Records to use:
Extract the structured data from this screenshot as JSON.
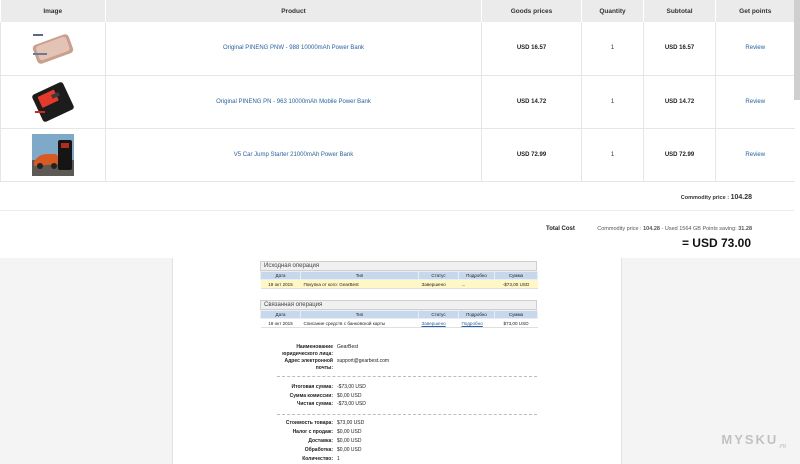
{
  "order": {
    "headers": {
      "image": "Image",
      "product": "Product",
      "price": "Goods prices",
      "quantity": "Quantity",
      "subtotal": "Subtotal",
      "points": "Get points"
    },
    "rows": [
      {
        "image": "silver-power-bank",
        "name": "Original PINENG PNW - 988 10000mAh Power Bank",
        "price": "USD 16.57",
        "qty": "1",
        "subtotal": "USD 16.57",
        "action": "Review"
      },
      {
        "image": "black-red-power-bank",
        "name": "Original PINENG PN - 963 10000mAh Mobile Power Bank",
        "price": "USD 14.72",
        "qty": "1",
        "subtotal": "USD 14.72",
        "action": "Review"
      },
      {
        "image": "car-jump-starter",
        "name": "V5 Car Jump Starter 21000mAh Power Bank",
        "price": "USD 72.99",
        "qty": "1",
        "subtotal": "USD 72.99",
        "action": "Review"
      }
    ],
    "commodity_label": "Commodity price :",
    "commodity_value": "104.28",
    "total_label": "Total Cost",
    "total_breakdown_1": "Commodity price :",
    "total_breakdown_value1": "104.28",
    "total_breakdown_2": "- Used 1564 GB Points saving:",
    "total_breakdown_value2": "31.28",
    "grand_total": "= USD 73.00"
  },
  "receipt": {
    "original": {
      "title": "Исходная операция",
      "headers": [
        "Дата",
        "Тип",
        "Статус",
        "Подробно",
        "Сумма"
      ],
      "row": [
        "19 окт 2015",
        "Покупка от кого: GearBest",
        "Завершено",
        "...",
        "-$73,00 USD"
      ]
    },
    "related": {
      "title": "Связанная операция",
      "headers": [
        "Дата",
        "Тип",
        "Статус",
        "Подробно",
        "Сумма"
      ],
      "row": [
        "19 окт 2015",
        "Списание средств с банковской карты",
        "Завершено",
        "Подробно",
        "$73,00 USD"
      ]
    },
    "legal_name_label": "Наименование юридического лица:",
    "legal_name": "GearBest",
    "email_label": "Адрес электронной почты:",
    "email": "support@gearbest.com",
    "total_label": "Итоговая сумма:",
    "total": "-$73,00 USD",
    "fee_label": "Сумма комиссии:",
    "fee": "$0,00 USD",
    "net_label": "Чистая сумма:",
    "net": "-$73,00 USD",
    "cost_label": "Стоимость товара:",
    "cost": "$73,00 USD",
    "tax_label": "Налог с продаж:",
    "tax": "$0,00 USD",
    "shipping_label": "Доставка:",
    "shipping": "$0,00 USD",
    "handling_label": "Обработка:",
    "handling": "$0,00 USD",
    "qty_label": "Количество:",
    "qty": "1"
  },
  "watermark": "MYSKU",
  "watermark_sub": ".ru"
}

...

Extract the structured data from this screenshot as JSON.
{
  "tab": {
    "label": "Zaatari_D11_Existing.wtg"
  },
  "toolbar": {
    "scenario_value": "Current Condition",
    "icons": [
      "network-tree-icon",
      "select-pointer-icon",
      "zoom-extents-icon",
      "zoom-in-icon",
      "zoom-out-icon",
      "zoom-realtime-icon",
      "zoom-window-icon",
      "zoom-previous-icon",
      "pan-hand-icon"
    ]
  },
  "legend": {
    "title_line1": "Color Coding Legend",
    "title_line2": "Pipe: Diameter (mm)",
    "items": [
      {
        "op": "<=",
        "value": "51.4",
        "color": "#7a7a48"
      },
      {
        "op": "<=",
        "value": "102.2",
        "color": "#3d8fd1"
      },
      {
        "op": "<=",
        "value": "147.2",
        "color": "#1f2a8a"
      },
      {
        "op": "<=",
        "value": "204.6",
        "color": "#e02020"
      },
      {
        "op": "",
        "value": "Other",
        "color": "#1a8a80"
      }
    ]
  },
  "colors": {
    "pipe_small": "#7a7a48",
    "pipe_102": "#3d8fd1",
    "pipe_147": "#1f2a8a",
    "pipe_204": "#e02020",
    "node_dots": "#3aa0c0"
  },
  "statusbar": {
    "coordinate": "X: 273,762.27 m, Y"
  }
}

The problem:
Look over the listing. Pull out every line with the string "price" in it.

Complete output:
      "price": "Goods prices",
        "price": "USD 16.57",
        "price": "USD 14.72",
        "price": "USD 72.99",
    "commodity_label": "Commodity price :",
    "total_breakdown_1": "Commodity price :",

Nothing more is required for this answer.